WRITTEN PROBLEM> The entries below should be given again exactly, minus their pictures.

Records excerpted from a collection>
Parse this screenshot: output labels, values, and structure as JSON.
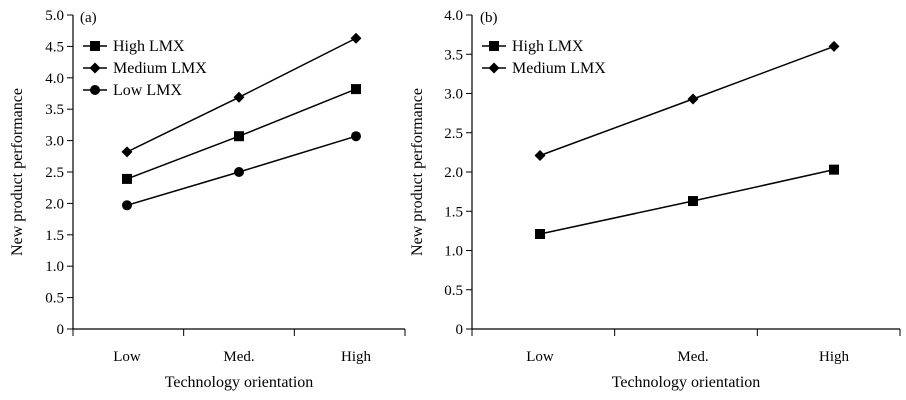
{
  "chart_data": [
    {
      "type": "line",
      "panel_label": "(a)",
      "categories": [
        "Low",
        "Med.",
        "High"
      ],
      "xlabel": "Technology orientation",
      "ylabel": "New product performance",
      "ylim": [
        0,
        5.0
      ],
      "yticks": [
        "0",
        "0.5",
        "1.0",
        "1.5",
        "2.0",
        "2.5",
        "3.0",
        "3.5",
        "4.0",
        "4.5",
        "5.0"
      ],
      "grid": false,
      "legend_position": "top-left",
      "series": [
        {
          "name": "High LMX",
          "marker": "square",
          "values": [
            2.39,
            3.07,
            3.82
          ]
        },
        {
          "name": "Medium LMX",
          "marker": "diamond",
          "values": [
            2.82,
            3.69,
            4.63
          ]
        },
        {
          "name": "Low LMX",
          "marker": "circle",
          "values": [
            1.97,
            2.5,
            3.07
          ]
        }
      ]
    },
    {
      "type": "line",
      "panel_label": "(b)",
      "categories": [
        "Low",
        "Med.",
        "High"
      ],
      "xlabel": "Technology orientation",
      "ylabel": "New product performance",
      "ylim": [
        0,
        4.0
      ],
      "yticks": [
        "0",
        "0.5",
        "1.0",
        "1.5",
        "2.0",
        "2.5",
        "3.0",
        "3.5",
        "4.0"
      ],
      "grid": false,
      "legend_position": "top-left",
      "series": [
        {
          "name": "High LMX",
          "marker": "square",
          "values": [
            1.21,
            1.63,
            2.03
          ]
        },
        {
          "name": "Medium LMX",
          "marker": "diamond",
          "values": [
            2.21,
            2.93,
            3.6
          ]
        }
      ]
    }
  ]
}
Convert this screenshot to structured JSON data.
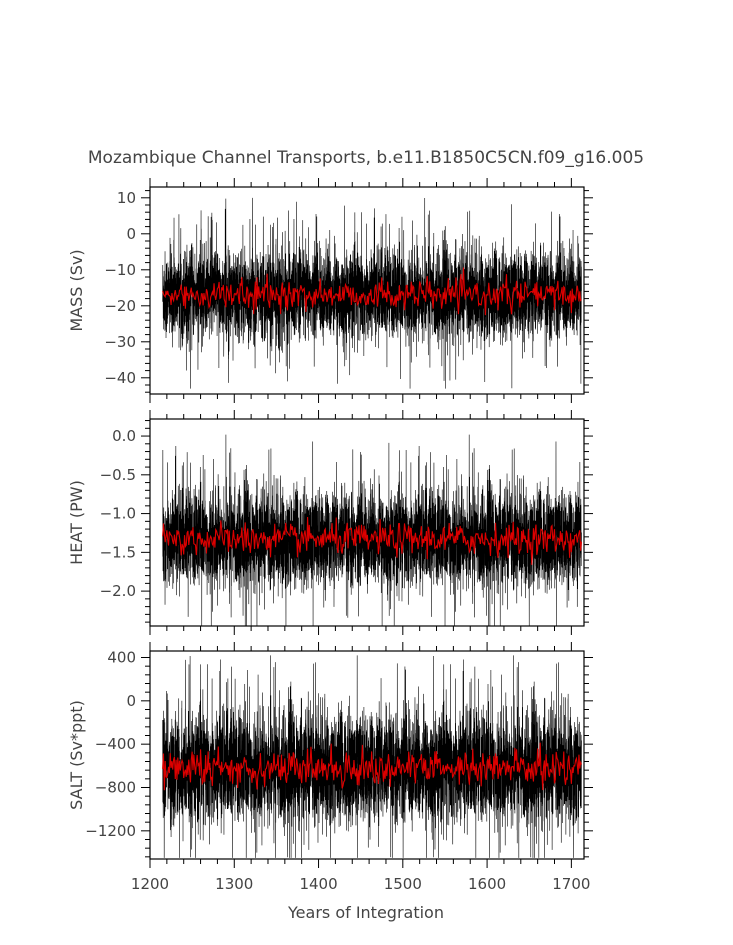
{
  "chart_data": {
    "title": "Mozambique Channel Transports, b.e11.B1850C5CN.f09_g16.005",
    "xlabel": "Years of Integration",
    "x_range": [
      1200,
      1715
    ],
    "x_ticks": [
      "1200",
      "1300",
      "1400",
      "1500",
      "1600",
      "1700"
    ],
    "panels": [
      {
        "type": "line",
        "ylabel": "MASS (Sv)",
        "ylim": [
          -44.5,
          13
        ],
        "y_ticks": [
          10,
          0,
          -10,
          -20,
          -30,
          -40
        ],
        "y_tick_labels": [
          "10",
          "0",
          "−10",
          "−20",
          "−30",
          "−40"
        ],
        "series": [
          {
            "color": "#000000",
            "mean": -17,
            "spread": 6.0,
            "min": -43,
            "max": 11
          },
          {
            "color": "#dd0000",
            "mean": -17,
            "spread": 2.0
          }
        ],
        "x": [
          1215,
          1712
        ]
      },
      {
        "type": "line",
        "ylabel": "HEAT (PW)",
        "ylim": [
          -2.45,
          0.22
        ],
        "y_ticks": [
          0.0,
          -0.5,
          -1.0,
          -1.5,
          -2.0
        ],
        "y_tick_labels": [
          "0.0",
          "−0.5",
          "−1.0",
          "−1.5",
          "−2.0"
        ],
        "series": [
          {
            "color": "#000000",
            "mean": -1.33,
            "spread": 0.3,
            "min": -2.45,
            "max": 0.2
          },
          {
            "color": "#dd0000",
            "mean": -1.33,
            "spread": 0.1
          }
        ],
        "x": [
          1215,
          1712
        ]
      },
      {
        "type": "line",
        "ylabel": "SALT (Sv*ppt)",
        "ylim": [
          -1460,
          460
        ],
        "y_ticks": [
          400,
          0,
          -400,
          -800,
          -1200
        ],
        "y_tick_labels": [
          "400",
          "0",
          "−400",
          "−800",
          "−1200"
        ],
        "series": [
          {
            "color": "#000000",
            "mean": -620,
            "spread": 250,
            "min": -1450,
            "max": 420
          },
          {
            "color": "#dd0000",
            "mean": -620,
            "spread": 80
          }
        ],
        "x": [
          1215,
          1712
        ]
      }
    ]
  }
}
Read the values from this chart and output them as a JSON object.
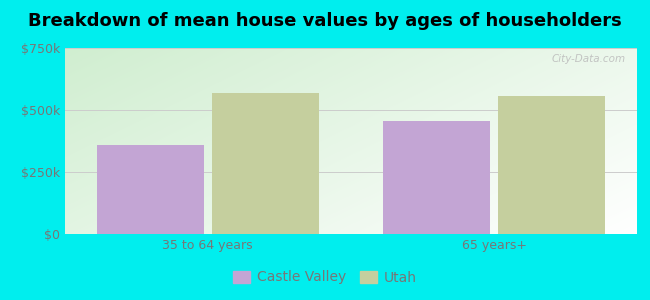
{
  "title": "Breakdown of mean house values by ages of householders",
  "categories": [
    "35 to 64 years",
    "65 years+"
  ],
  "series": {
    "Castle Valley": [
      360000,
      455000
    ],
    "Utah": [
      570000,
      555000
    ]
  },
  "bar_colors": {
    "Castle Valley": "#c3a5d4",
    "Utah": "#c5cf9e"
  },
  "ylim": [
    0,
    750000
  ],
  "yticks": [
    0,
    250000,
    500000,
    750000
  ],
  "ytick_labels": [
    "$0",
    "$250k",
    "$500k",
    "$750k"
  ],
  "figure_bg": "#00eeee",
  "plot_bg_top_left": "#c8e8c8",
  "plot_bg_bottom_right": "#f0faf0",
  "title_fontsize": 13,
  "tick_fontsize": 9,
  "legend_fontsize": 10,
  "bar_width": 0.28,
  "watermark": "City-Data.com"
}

SOLUTION TO THIS PROBLEM>
Parse this screenshot: output labels, values, and structure as JSON.
{
  "chart_data": [
    {
      "type": "line",
      "panel_label": "(a)",
      "categories": [
        "Low",
        "Med.",
        "High"
      ],
      "xlabel": "Technology orientation",
      "ylabel": "New product performance",
      "ylim": [
        0,
        5.0
      ],
      "yticks": [
        "0",
        "0.5",
        "1.0",
        "1.5",
        "2.0",
        "2.5",
        "3.0",
        "3.5",
        "4.0",
        "4.5",
        "5.0"
      ],
      "grid": false,
      "legend_position": "top-left",
      "series": [
        {
          "name": "High LMX",
          "marker": "square",
          "values": [
            2.39,
            3.07,
            3.82
          ]
        },
        {
          "name": "Medium LMX",
          "marker": "diamond",
          "values": [
            2.82,
            3.69,
            4.63
          ]
        },
        {
          "name": "Low LMX",
          "marker": "circle",
          "values": [
            1.97,
            2.5,
            3.07
          ]
        }
      ]
    },
    {
      "type": "line",
      "panel_label": "(b)",
      "categories": [
        "Low",
        "Med.",
        "High"
      ],
      "xlabel": "Technology orientation",
      "ylabel": "New product performance",
      "ylim": [
        0,
        4.0
      ],
      "yticks": [
        "0",
        "0.5",
        "1.0",
        "1.5",
        "2.0",
        "2.5",
        "3.0",
        "3.5",
        "4.0"
      ],
      "grid": false,
      "legend_position": "top-left",
      "series": [
        {
          "name": "High LMX",
          "marker": "square",
          "values": [
            1.21,
            1.63,
            2.03
          ]
        },
        {
          "name": "Medium LMX",
          "marker": "diamond",
          "values": [
            2.21,
            2.93,
            3.6
          ]
        }
      ]
    }
  ]
}
Convert this screenshot to structured JSON data.
{
  "chart_data": {
    "title": "Mozambique Channel Transports, b.e11.B1850C5CN.f09_g16.005",
    "xlabel": "Years of Integration",
    "x_range": [
      1200,
      1715
    ],
    "x_ticks": [
      "1200",
      "1300",
      "1400",
      "1500",
      "1600",
      "1700"
    ],
    "panels": [
      {
        "type": "line",
        "ylabel": "MASS (Sv)",
        "ylim": [
          -44.5,
          13
        ],
        "y_ticks": [
          10,
          0,
          -10,
          -20,
          -30,
          -40
        ],
        "y_tick_labels": [
          "10",
          "0",
          "−10",
          "−20",
          "−30",
          "−40"
        ],
        "series": [
          {
            "color": "#000000",
            "mean": -17,
            "spread": 6.0,
            "min": -43,
            "max": 11
          },
          {
            "color": "#dd0000",
            "mean": -17,
            "spread": 2.0
          }
        ],
        "x": [
          1215,
          1712
        ]
      },
      {
        "type": "line",
        "ylabel": "HEAT (PW)",
        "ylim": [
          -2.45,
          0.22
        ],
        "y_ticks": [
          0.0,
          -0.5,
          -1.0,
          -1.5,
          -2.0
        ],
        "y_tick_labels": [
          "0.0",
          "−0.5",
          "−1.0",
          "−1.5",
          "−2.0"
        ],
        "series": [
          {
            "color": "#000000",
            "mean": -1.33,
            "spread": 0.3,
            "min": -2.45,
            "max": 0.2
          },
          {
            "color": "#dd0000",
            "mean": -1.33,
            "spread": 0.1
          }
        ],
        "x": [
          1215,
          1712
        ]
      },
      {
        "type": "line",
        "ylabel": "SALT (Sv*ppt)",
        "ylim": [
          -1460,
          460
        ],
        "y_ticks": [
          400,
          0,
          -400,
          -800,
          -1200
        ],
        "y_tick_labels": [
          "400",
          "0",
          "−400",
          "−800",
          "−1200"
        ],
        "series": [
          {
            "color": "#000000",
            "mean": -620,
            "spread": 250,
            "min": -1450,
            "max": 420
          },
          {
            "color": "#dd0000",
            "mean": -620,
            "spread": 80
          }
        ],
        "x": [
          1215,
          1712
        ]
      }
    ]
  }
}
Read the values from this chart and output them as a JSON object.
{
  "title": "Breakdown of mean house values by ages of householders",
  "categories": [
    "35 to 64 years",
    "65 years+"
  ],
  "series": {
    "Castle Valley": [
      360000,
      455000
    ],
    "Utah": [
      570000,
      555000
    ]
  },
  "bar_colors": {
    "Castle Valley": "#c3a5d4",
    "Utah": "#c5cf9e"
  },
  "ylim": [
    0,
    750000
  ],
  "yticks": [
    0,
    250000,
    500000,
    750000
  ],
  "ytick_labels": [
    "$0",
    "$250k",
    "$500k",
    "$750k"
  ],
  "figure_bg": "#00eeee",
  "plot_bg_top_left": "#c8e8c8",
  "plot_bg_bottom_right": "#f0faf0",
  "title_fontsize": 13,
  "tick_fontsize": 9,
  "legend_fontsize": 10,
  "bar_width": 0.28,
  "watermark": "City-Data.com"
}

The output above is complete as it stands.